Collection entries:
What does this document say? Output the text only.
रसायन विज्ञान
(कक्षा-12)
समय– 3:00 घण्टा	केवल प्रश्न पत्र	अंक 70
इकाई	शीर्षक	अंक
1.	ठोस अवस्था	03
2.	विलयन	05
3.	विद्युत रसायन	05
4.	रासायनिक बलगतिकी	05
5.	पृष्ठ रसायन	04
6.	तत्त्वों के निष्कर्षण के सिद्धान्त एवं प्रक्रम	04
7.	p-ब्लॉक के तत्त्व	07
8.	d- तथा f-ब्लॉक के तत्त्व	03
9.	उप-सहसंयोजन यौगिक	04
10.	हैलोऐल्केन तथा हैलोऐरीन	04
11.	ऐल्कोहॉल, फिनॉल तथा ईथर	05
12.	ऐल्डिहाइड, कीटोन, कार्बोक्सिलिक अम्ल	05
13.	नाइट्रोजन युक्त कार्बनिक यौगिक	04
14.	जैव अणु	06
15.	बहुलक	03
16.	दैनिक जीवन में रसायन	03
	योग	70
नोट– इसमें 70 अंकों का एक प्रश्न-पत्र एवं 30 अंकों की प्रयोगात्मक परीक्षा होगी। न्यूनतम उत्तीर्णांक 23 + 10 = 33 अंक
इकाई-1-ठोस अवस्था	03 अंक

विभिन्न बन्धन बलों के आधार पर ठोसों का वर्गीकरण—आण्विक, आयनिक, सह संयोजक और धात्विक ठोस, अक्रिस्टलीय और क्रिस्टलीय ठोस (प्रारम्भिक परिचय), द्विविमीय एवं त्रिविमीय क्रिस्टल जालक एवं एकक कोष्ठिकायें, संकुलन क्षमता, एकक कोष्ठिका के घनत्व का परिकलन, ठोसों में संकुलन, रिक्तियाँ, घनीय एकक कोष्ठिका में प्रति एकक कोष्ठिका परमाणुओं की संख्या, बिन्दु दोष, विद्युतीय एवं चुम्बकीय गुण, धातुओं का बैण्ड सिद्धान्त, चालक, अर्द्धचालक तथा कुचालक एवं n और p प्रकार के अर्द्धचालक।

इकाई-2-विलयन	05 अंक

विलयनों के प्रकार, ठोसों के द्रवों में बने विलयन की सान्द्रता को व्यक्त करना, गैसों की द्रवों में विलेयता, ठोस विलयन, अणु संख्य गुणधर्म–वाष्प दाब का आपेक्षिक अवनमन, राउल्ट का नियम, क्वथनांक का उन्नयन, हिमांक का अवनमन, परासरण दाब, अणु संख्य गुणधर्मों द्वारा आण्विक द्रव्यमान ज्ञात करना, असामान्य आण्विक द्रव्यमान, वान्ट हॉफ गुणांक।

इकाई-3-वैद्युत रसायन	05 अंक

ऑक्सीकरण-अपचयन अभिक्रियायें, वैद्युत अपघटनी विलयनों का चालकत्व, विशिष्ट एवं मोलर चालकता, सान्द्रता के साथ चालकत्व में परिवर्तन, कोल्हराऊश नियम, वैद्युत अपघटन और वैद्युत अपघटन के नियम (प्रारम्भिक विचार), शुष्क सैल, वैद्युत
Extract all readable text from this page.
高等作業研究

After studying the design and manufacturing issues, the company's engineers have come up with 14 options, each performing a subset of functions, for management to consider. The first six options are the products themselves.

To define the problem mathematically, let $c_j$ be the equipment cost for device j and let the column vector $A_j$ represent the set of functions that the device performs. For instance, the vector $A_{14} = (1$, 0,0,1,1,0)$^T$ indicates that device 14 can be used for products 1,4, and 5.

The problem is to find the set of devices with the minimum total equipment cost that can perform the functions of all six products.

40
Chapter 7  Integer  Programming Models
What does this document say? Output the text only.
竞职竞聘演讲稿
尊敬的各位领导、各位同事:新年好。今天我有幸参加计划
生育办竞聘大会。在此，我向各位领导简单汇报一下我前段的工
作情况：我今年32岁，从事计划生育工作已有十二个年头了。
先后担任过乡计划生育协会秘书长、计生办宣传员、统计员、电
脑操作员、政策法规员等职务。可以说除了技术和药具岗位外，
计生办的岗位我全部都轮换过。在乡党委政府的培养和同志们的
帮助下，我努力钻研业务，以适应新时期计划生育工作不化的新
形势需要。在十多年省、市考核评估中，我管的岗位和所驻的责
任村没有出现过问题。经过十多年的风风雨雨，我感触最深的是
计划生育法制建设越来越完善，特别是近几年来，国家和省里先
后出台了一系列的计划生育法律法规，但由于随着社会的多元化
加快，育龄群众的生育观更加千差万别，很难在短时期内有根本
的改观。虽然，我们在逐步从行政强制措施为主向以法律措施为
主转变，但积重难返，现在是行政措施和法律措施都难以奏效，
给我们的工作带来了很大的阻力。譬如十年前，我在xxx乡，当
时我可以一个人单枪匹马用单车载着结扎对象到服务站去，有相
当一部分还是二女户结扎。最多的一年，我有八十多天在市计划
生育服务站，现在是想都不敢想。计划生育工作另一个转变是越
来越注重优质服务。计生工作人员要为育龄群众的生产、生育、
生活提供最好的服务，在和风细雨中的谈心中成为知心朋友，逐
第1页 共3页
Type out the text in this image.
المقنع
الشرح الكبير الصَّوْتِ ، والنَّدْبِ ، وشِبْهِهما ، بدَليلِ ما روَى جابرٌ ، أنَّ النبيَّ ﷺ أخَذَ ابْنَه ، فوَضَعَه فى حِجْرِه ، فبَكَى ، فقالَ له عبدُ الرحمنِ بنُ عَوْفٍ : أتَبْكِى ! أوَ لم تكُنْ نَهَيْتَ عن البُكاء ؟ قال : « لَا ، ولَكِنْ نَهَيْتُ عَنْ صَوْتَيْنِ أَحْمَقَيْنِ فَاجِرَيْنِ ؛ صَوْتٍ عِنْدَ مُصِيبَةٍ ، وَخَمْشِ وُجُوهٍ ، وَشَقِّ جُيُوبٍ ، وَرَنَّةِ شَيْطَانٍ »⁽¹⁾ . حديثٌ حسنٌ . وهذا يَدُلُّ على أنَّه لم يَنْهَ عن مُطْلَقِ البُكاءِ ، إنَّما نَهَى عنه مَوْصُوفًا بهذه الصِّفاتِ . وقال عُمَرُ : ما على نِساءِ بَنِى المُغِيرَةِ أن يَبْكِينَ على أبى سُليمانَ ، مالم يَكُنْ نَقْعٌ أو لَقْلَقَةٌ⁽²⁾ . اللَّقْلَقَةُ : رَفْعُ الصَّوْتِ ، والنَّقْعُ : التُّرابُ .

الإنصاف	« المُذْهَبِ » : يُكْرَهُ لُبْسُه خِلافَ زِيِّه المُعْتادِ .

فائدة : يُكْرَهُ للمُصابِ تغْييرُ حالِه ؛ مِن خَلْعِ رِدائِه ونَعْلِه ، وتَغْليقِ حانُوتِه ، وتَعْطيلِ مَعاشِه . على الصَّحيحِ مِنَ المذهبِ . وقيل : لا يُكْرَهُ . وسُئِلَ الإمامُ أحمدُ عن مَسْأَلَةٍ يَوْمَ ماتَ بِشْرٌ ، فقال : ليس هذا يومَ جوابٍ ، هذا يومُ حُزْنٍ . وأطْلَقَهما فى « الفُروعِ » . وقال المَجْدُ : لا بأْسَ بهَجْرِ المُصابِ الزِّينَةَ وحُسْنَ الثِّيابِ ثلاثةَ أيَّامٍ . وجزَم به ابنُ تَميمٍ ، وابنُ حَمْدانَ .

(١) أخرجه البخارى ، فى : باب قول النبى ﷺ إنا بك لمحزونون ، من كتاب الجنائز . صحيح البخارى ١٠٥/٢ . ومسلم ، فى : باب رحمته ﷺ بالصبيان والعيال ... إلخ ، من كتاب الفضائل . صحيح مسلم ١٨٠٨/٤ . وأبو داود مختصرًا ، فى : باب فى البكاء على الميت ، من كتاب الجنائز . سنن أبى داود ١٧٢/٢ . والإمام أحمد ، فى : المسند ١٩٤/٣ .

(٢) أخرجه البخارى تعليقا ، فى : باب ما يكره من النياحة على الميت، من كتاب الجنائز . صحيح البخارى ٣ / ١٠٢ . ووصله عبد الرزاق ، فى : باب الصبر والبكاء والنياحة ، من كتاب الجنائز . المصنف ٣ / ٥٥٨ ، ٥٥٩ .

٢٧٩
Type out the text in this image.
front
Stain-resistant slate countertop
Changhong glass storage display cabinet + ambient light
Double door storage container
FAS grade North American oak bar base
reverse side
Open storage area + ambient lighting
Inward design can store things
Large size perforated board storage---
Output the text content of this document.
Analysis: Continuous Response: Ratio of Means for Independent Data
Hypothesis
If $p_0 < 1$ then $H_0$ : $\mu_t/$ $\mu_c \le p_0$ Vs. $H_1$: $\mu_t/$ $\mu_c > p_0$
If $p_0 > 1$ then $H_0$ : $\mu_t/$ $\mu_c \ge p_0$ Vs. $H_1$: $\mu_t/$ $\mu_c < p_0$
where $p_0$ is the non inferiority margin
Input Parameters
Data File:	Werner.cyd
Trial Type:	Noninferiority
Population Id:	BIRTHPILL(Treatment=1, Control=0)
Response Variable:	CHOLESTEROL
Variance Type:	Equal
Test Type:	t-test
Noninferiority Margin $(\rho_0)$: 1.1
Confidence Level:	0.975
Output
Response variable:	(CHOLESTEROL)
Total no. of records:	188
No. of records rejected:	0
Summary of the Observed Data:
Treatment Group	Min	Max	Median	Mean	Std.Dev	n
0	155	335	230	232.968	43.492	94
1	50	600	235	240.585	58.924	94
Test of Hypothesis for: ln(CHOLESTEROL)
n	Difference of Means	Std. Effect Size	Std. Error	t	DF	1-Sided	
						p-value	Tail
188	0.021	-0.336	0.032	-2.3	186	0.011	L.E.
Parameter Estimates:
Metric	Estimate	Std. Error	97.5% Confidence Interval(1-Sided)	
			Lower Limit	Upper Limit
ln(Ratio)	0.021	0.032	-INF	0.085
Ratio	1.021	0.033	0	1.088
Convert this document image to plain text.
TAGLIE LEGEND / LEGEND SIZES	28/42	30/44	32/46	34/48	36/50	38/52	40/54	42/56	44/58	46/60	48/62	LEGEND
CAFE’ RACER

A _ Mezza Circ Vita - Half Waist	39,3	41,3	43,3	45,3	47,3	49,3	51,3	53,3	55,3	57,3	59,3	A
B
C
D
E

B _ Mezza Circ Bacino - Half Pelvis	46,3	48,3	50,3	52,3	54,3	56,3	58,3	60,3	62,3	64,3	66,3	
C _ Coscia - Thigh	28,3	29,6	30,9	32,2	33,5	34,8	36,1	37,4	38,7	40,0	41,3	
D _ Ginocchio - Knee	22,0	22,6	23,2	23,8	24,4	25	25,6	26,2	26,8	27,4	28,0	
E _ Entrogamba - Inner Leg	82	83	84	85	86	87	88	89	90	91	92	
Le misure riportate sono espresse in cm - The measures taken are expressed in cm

* **BRIEF**
Whichever lines contain the string "Ratio", select and copy them.

* **IN RESPONSE**
Analysis: Continuous Response: Ratio of Means for Independent Data
ln(Ratio)	0.021	0.032	-INF	0.085
Ratio	1.021	0.033	0	1.088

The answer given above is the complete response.